WHAT THE TASK REQUIRES: Restate the data below word for word. Skip any images it contains.

EXCERPTED RECORDS:
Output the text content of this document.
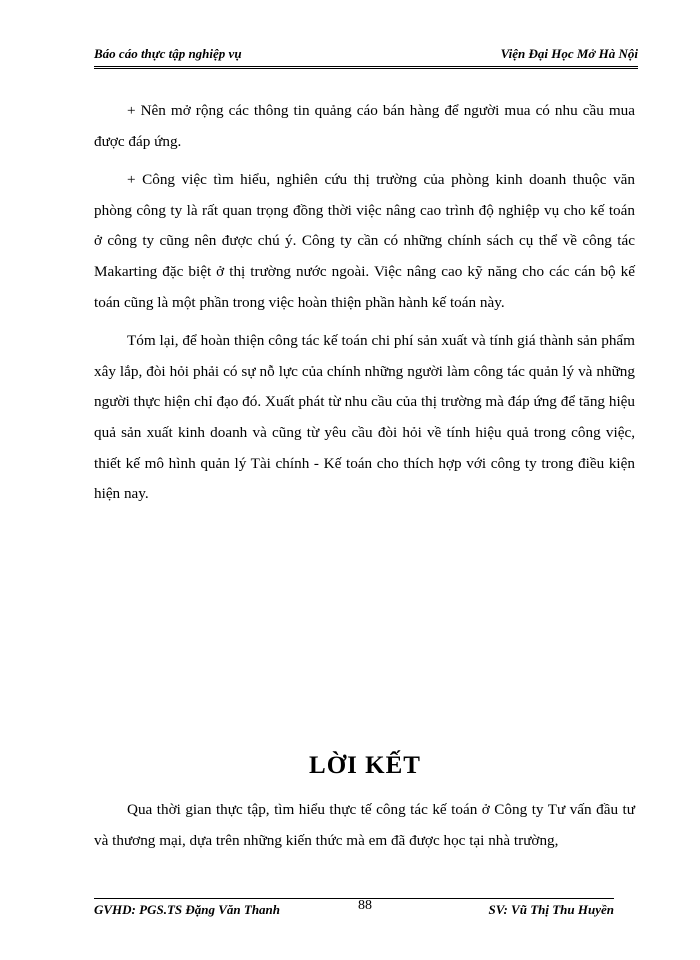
Báo cáo thực tập nghiệp vụ	Viện Đại Học Mở Hà Nội

+ Nên mở rộng các thông tin quảng cáo bán hàng để người mua có nhu cầu mua được đáp ứng.

+ Công việc tìm hiểu, nghiên cứu thị trường của phòng kinh doanh thuộc văn phòng công ty là rất quan trọng đồng thời việc nâng cao trình độ nghiệp vụ cho kế toán ở công ty cũng nên được chú ý. Công ty cần có những chính sách cụ thể về công tác Makarting đặc biệt ở thị trường nước ngoài. Việc nâng cao kỹ năng cho các cán bộ kế toán cũng là một phần trong việc hoàn thiện phần hành kế toán này.

Tóm lại, để hoàn thiện công tác kế toán chi phí sản xuất và tính giá thành sản phẩm xây lắp, đòi hỏi phải có sự nỗ lực của chính những người làm công tác quản lý và những người thực hiện chỉ đạo đó. Xuất phát từ nhu cầu của thị trường mà đáp ứng để tăng hiệu quả sản xuất kinh doanh và cũng từ yêu cầu đòi hỏi về tính hiệu quả trong công việc, thiết kế mô hình quản lý Tài chính - Kế toán cho thích hợp với công ty trong điều kiện hiện nay.

LỜI KẾT

Qua thời gian thực tập, tìm hiểu thực tế công tác kế toán ở Công ty Tư vấn đầu tư và thương mại, dựa trên những kiến thức mà em đã được học tại nhà trường,

GVHD: PGS.TS Đặng Văn Thanh	88	SV: Vũ Thị Thu Huyền
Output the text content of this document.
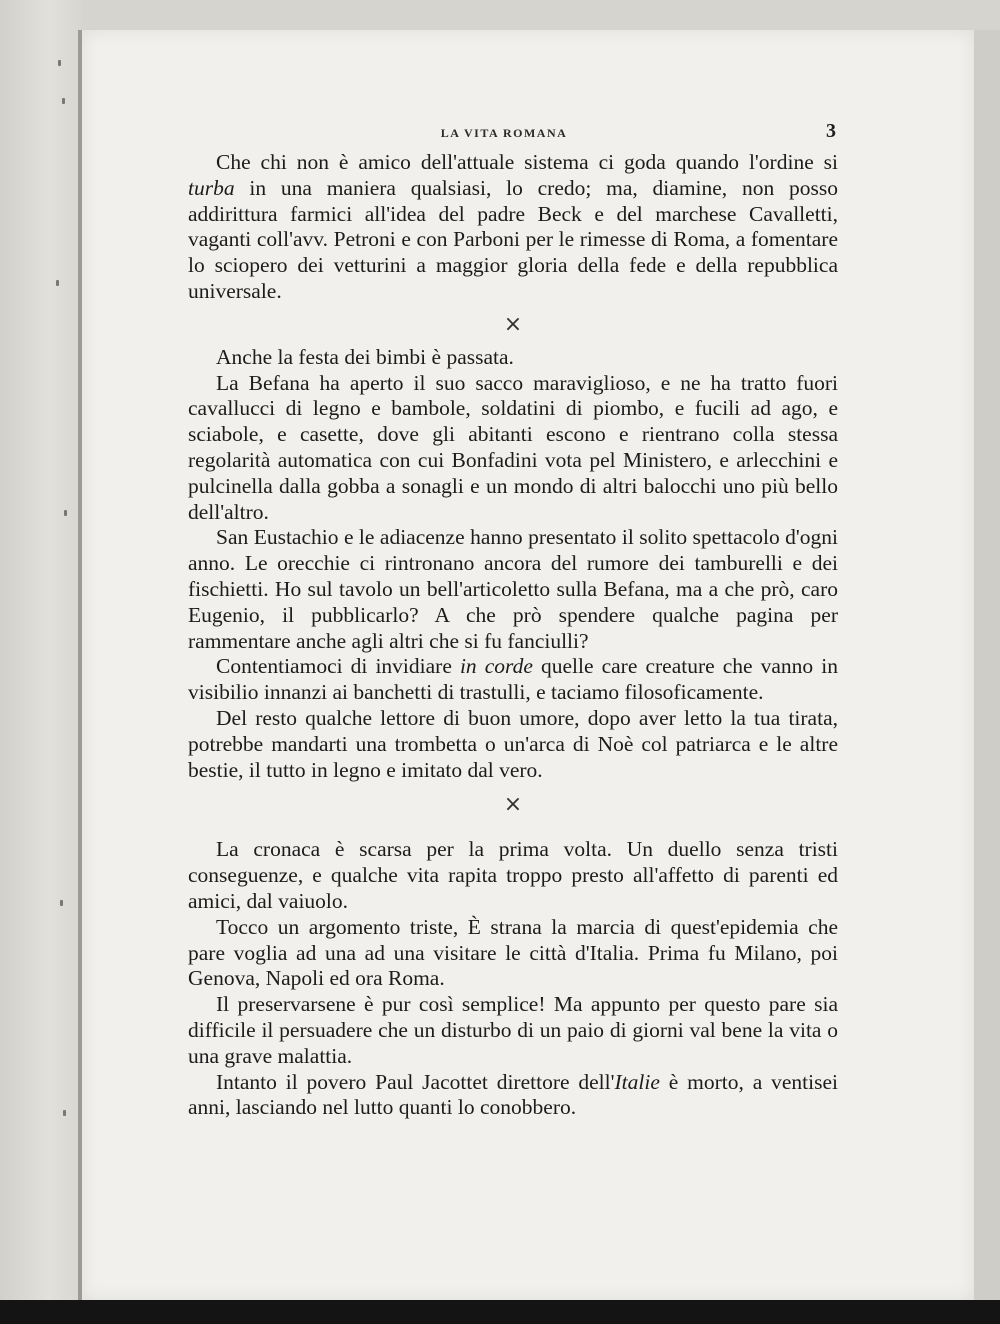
LA VITA ROMANA	3

Che chi non è amico dell'attuale sistema ci goda quando l'ordine si turba in una maniera qualsiasi, lo credo; ma, diamine, non posso addirittura farmici all'idea del padre Beck e del marchese Cavalletti, vaganti coll'avv. Petroni e con Parboni per le rimesse di Roma, a fomentare lo sciopero dei vetturini a maggior gloria della fede e della repubblica universale.

×

Anche la festa dei bimbi è passata.

La Befana ha aperto il suo sacco maraviglioso, e ne ha tratto fuori cavallucci di legno e bambole, soldatini di piombo, e fucili ad ago, e sciabole, e casette, dove gli abitanti escono e rientrano colla stessa regolarità automatica con cui Bonfadini vota pel Ministero, e arlecchini e pulcinella dalla gobba a sonagli e un mondo di altri balocchi uno più bello dell'altro.

San Eustachio e le adiacenze hanno presentato il solito spettacolo d'ogni anno. Le orecchie ci rintronano ancora del rumore dei tamburelli e dei fischietti. Ho sul tavolo un bell'articoletto sulla Befana, ma a che prò, caro Eugenio, il pubblicarlo? A che prò spendere qualche pagina per rammentare anche agli altri che si fu fanciulli?

Contentiamoci di invidiare in corde quelle care creature che vanno in visibilio innanzi ai banchetti di trastulli, e taciamo filosoficamente.

Del resto qualche lettore di buon umore, dopo aver letto la tua tirata, potrebbe mandarti una trombetta o un'arca di Noè col patriarca e le altre bestie, il tutto in legno e imitato dal vero.

×

La cronaca è scarsa per la prima volta. Un duello senza tristi conseguenze, e qualche vita rapita troppo presto all'affetto di parenti ed amici, dal vaiuolo.

Tocco un argomento triste, È strana la marcia di quest'epidemia che pare voglia ad una ad una visitare le città d'Italia. Prima fu Milano, poi Genova, Napoli ed ora Roma.

Il preservarsene è pur così semplice! Ma appunto per questo pare sia difficile il persuadere che un disturbo di un paio di giorni val bene la vita o una grave malattia.

Intanto il povero Paul Jacottet direttore dell'Italie è morto, a ventisei anni, lasciando nel lutto quanti lo conobbero.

SOLUTION FOR THIS EXERCISE:
Output the text content of this document.
Báo cáo thực tập nghiệp vụ	Viện Đại Học Mở Hà Nội

+ Nên mở rộng các thông tin quảng cáo bán hàng để người mua có nhu cầu mua được đáp ứng.

+ Công việc tìm hiểu, nghiên cứu thị trường của phòng kinh doanh thuộc văn phòng công ty là rất quan trọng đồng thời việc nâng cao trình độ nghiệp vụ cho kế toán ở công ty cũng nên được chú ý. Công ty cần có những chính sách cụ thể về công tác Makarting đặc biệt ở thị trường nước ngoài. Việc nâng cao kỹ năng cho các cán bộ kế toán cũng là một phần trong việc hoàn thiện phần hành kế toán này.

Tóm lại, để hoàn thiện công tác kế toán chi phí sản xuất và tính giá thành sản phẩm xây lắp, đòi hỏi phải có sự nỗ lực của chính những người làm công tác quản lý và những người thực hiện chỉ đạo đó. Xuất phát từ nhu cầu của thị trường mà đáp ứng để tăng hiệu quả sản xuất kinh doanh và cũng từ yêu cầu đòi hỏi về tính hiệu quả trong công việc, thiết kế mô hình quản lý Tài chính - Kế toán cho thích hợp với công ty trong điều kiện hiện nay.

LỜI KẾT

Qua thời gian thực tập, tìm hiểu thực tế công tác kế toán ở Công ty Tư vấn đầu tư và thương mại, dựa trên những kiến thức mà em đã được học tại nhà trường,

GVHD: PGS.TS Đặng Văn Thanh	88	SV: Vũ Thị Thu Huyền
Output the text content of this document.
LA VITA ROMANA	3

Che chi non è amico dell'attuale sistema ci goda quando l'ordine si turba in una maniera qualsiasi, lo credo; ma, diamine, non posso addirittura farmici all'idea del padre Beck e del marchese Cavalletti, vaganti coll'avv. Petroni e con Parboni per le rimesse di Roma, a fomentare lo sciopero dei vetturini a maggior gloria della fede e della repubblica universale.

×

Anche la festa dei bimbi è passata.

La Befana ha aperto il suo sacco maraviglioso, e ne ha tratto fuori cavallucci di legno e bambole, soldatini di piombo, e fucili ad ago, e sciabole, e casette, dove gli abitanti escono e rientrano colla stessa regolarità automatica con cui Bonfadini vota pel Ministero, e arlecchini e pulcinella dalla gobba a sonagli e un mondo di altri balocchi uno più bello dell'altro.

San Eustachio e le adiacenze hanno presentato il solito spettacolo d'ogni anno. Le orecchie ci rintronano ancora del rumore dei tamburelli e dei fischietti. Ho sul tavolo un bell'articoletto sulla Befana, ma a che prò, caro Eugenio, il pubblicarlo? A che prò spendere qualche pagina per rammentare anche agli altri che si fu fanciulli?

Contentiamoci di invidiare in corde quelle care creature che vanno in visibilio innanzi ai banchetti di trastulli, e taciamo filosoficamente.

Del resto qualche lettore di buon umore, dopo aver letto la tua tirata, potrebbe mandarti una trombetta o un'arca di Noè col patriarca e le altre bestie, il tutto in legno e imitato dal vero.

×

La cronaca è scarsa per la prima volta. Un duello senza tristi conseguenze, e qualche vita rapita troppo presto all'affetto di parenti ed amici, dal vaiuolo.

Tocco un argomento triste, È strana la marcia di quest'epidemia che pare voglia ad una ad una visitare le città d'Italia. Prima fu Milano, poi Genova, Napoli ed ora Roma.

Il preservarsene è pur così semplice! Ma appunto per questo pare sia difficile il persuadere che un disturbo di un paio di giorni val bene la vita o una grave malattia.

Intanto il povero Paul Jacottet direttore dell'Italie è morto, a ventisei anni, lasciando nel lutto quanti lo conobbero.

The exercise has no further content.